_Set exercise_
Quote the entries in full, character for character, without their images.

─── Material for this task ───

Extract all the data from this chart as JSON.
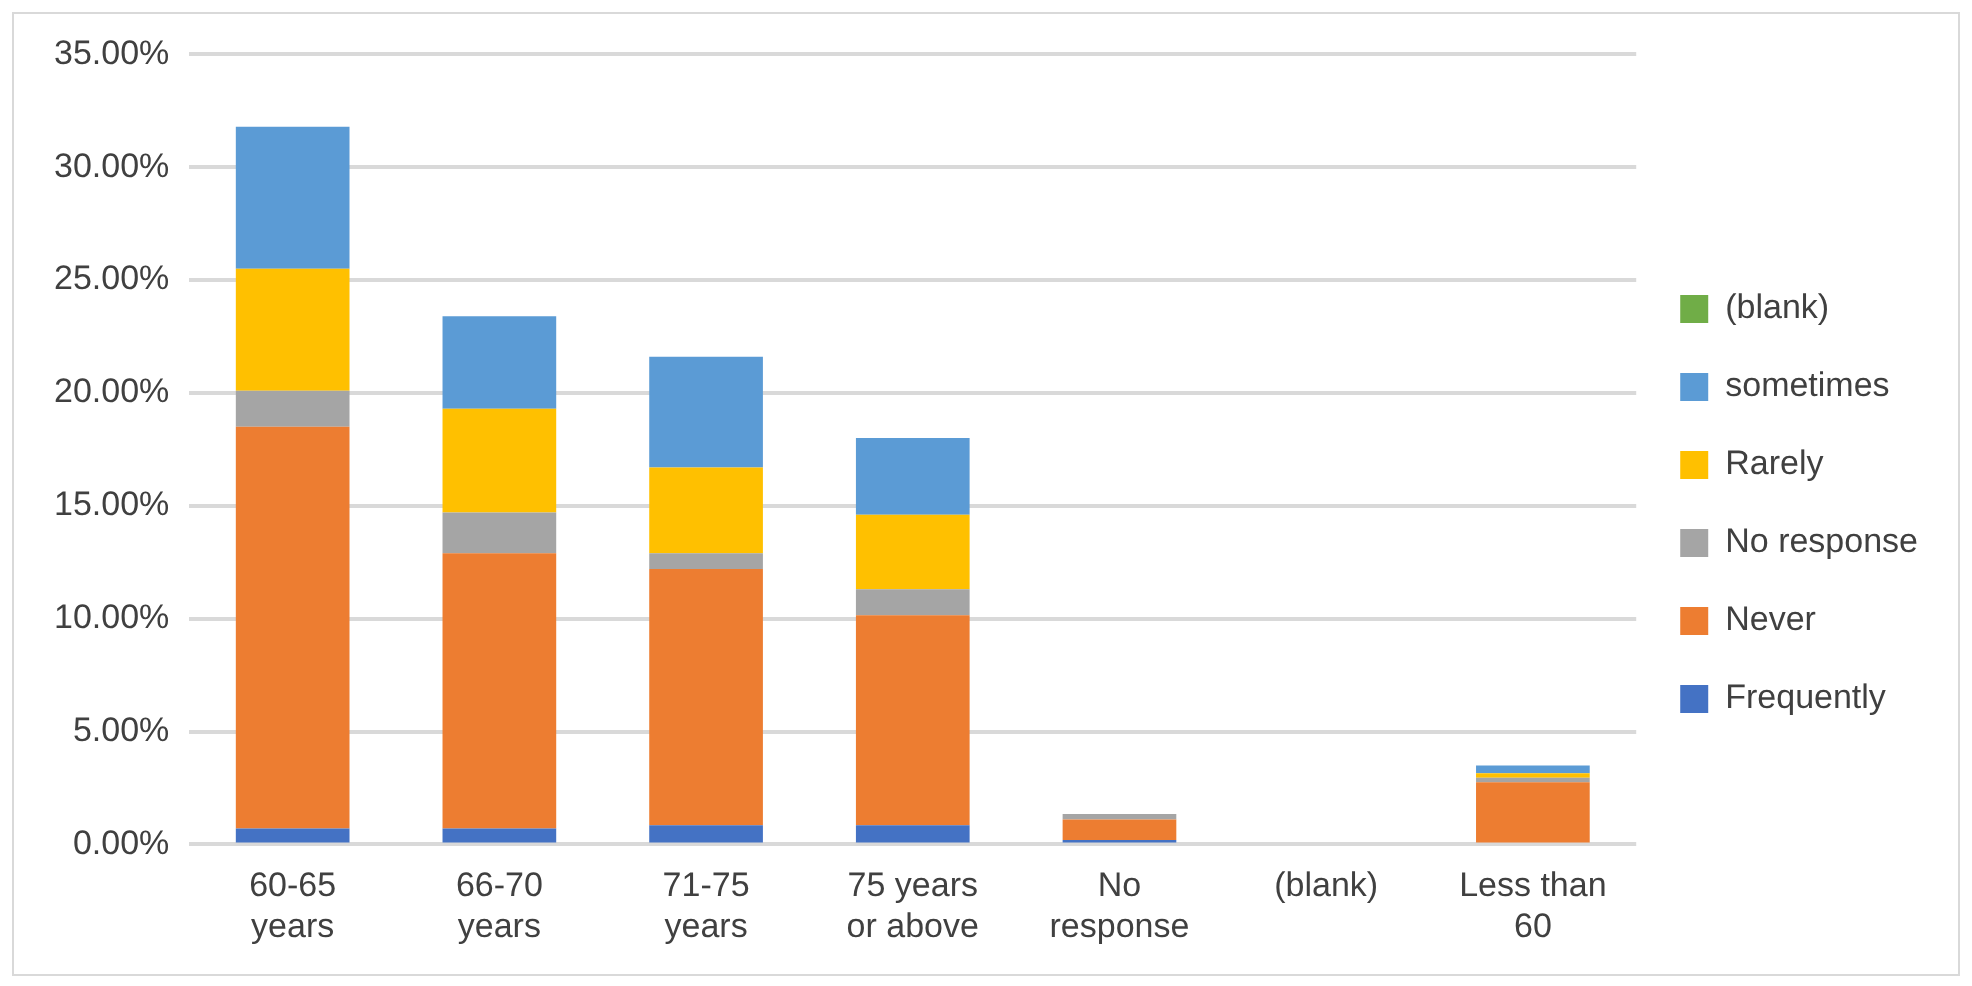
{
  "chart_data": {
    "type": "bar",
    "stacked": true,
    "categories": [
      "60-65 years",
      "66-70 years",
      "71-75 years",
      "75 years or above",
      "No response",
      "(blank)",
      "Less than 60"
    ],
    "series": [
      {
        "name": "Frequently",
        "color": "#4472c4",
        "values": [
          0.7,
          0.7,
          0.85,
          0.85,
          0.2,
          0,
          0
        ]
      },
      {
        "name": "Never",
        "color": "#ed7d31",
        "values": [
          17.8,
          12.2,
          11.35,
          9.3,
          0.9,
          0,
          2.75
        ]
      },
      {
        "name": "No response",
        "color": "#a5a5a5",
        "values": [
          1.6,
          1.8,
          0.7,
          1.15,
          0.25,
          0,
          0.2
        ]
      },
      {
        "name": "Rarely",
        "color": "#ffc000",
        "values": [
          5.4,
          4.6,
          3.8,
          3.3,
          0,
          0,
          0.2
        ]
      },
      {
        "name": "sometimes",
        "color": "#5b9bd5",
        "values": [
          6.3,
          4.1,
          4.9,
          3.4,
          0,
          0,
          0.35
        ]
      },
      {
        "name": "(blank)",
        "color": "#70ad47",
        "values": [
          0,
          0,
          0,
          0,
          0,
          0,
          0
        ]
      }
    ],
    "ylim": [
      0,
      35
    ],
    "yticks": [
      {
        "value": 0,
        "label": "0.00%"
      },
      {
        "value": 5,
        "label": "5.00%"
      },
      {
        "value": 10,
        "label": "10.00%"
      },
      {
        "value": 15,
        "label": "15.00%"
      },
      {
        "value": 20,
        "label": "20.00%"
      },
      {
        "value": 25,
        "label": "25.00%"
      },
      {
        "value": 30,
        "label": "30.00%"
      },
      {
        "value": 35,
        "label": "35.00%"
      }
    ],
    "grid": "y",
    "legend": "right"
  }
}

───

_Output for this exercise_
Extract all the data from this chart as JSON.
{
  "chart_data": {
    "type": "bar",
    "stacked": true,
    "categories": [
      "60-65 years",
      "66-70 years",
      "71-75 years",
      "75 years or above",
      "No response",
      "(blank)",
      "Less than 60"
    ],
    "series": [
      {
        "name": "Frequently",
        "color": "#4472c4",
        "values": [
          0.7,
          0.7,
          0.85,
          0.85,
          0.2,
          0,
          0
        ]
      },
      {
        "name": "Never",
        "color": "#ed7d31",
        "values": [
          17.8,
          12.2,
          11.35,
          9.3,
          0.9,
          0,
          2.75
        ]
      },
      {
        "name": "No response",
        "color": "#a5a5a5",
        "values": [
          1.6,
          1.8,
          0.7,
          1.15,
          0.25,
          0,
          0.2
        ]
      },
      {
        "name": "Rarely",
        "color": "#ffc000",
        "values": [
          5.4,
          4.6,
          3.8,
          3.3,
          0,
          0,
          0.2
        ]
      },
      {
        "name": "sometimes",
        "color": "#5b9bd5",
        "values": [
          6.3,
          4.1,
          4.9,
          3.4,
          0,
          0,
          0.35
        ]
      },
      {
        "name": "(blank)",
        "color": "#70ad47",
        "values": [
          0,
          0,
          0,
          0,
          0,
          0,
          0
        ]
      }
    ],
    "ylim": [
      0,
      35
    ],
    "yticks": [
      {
        "value": 0,
        "label": "0.00%"
      },
      {
        "value": 5,
        "label": "5.00%"
      },
      {
        "value": 10,
        "label": "10.00%"
      },
      {
        "value": 15,
        "label": "15.00%"
      },
      {
        "value": 20,
        "label": "20.00%"
      },
      {
        "value": 25,
        "label": "25.00%"
      },
      {
        "value": 30,
        "label": "30.00%"
      },
      {
        "value": 35,
        "label": "35.00%"
      }
    ],
    "grid": "y",
    "legend": "right"
  }
}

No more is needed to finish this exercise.